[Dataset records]

# # # #

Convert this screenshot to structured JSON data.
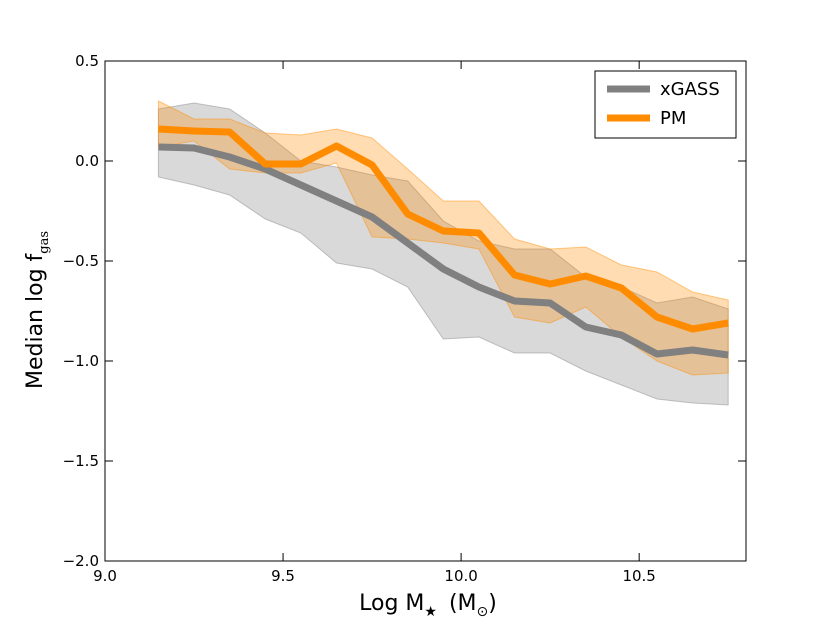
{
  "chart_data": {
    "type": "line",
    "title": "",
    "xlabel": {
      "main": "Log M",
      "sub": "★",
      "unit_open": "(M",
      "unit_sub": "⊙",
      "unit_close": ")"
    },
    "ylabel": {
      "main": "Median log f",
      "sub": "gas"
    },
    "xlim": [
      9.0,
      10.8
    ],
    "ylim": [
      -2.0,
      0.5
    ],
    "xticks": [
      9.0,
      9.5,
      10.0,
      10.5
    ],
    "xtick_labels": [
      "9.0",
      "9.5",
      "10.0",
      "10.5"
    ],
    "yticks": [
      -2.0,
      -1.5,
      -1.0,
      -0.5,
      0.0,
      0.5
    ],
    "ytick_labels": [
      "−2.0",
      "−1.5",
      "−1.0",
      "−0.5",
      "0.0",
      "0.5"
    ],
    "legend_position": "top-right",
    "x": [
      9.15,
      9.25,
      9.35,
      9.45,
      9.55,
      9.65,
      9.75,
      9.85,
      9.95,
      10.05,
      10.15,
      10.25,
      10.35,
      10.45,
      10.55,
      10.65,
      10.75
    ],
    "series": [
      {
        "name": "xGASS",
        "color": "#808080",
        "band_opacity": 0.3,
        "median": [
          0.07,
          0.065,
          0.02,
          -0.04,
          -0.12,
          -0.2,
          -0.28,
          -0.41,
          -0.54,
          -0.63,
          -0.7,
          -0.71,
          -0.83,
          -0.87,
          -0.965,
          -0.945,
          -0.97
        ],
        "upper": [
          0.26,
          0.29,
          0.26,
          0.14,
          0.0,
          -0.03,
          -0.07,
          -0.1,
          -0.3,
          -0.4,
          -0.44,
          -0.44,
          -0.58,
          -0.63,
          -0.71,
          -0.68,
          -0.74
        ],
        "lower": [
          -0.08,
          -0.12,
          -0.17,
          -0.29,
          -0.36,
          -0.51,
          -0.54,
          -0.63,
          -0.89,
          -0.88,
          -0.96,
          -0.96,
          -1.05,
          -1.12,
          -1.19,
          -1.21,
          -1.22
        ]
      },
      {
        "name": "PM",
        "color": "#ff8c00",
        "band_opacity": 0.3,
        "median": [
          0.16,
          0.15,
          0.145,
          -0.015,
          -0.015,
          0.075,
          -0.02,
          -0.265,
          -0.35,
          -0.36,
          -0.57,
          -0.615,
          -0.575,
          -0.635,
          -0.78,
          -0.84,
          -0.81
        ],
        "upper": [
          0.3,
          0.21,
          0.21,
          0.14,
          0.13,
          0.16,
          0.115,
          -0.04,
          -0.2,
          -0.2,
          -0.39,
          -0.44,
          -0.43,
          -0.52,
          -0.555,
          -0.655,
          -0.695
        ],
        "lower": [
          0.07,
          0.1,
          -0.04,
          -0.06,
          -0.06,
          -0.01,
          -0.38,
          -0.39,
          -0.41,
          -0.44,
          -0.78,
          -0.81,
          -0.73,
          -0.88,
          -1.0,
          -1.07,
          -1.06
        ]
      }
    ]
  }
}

# # # #

Print out the whole of the material word for word, without pictures.

**Exercise result:**
Convert this screenshot to structured JSON data.
{
  "chart_data": {
    "type": "line",
    "title": "",
    "xlabel": {
      "main": "Log M",
      "sub": "★",
      "unit_open": "(M",
      "unit_sub": "⊙",
      "unit_close": ")"
    },
    "ylabel": {
      "main": "Median log f",
      "sub": "gas"
    },
    "xlim": [
      9.0,
      10.8
    ],
    "ylim": [
      -2.0,
      0.5
    ],
    "xticks": [
      9.0,
      9.5,
      10.0,
      10.5
    ],
    "xtick_labels": [
      "9.0",
      "9.5",
      "10.0",
      "10.5"
    ],
    "yticks": [
      -2.0,
      -1.5,
      -1.0,
      -0.5,
      0.0,
      0.5
    ],
    "ytick_labels": [
      "−2.0",
      "−1.5",
      "−1.0",
      "−0.5",
      "0.0",
      "0.5"
    ],
    "legend_position": "top-right",
    "x": [
      9.15,
      9.25,
      9.35,
      9.45,
      9.55,
      9.65,
      9.75,
      9.85,
      9.95,
      10.05,
      10.15,
      10.25,
      10.35,
      10.45,
      10.55,
      10.65,
      10.75
    ],
    "series": [
      {
        "name": "xGASS",
        "color": "#808080",
        "band_opacity": 0.3,
        "median": [
          0.07,
          0.065,
          0.02,
          -0.04,
          -0.12,
          -0.2,
          -0.28,
          -0.41,
          -0.54,
          -0.63,
          -0.7,
          -0.71,
          -0.83,
          -0.87,
          -0.965,
          -0.945,
          -0.97
        ],
        "upper": [
          0.26,
          0.29,
          0.26,
          0.14,
          0.0,
          -0.03,
          -0.07,
          -0.1,
          -0.3,
          -0.4,
          -0.44,
          -0.44,
          -0.58,
          -0.63,
          -0.71,
          -0.68,
          -0.74
        ],
        "lower": [
          -0.08,
          -0.12,
          -0.17,
          -0.29,
          -0.36,
          -0.51,
          -0.54,
          -0.63,
          -0.89,
          -0.88,
          -0.96,
          -0.96,
          -1.05,
          -1.12,
          -1.19,
          -1.21,
          -1.22
        ]
      },
      {
        "name": "PM",
        "color": "#ff8c00",
        "band_opacity": 0.3,
        "median": [
          0.16,
          0.15,
          0.145,
          -0.015,
          -0.015,
          0.075,
          -0.02,
          -0.265,
          -0.35,
          -0.36,
          -0.57,
          -0.615,
          -0.575,
          -0.635,
          -0.78,
          -0.84,
          -0.81
        ],
        "upper": [
          0.3,
          0.21,
          0.21,
          0.14,
          0.13,
          0.16,
          0.115,
          -0.04,
          -0.2,
          -0.2,
          -0.39,
          -0.44,
          -0.43,
          -0.52,
          -0.555,
          -0.655,
          -0.695
        ],
        "lower": [
          0.07,
          0.1,
          -0.04,
          -0.06,
          -0.06,
          -0.01,
          -0.38,
          -0.39,
          -0.41,
          -0.44,
          -0.78,
          -0.81,
          -0.73,
          -0.88,
          -1.0,
          -1.07,
          -1.06
        ]
      }
    ]
  }
}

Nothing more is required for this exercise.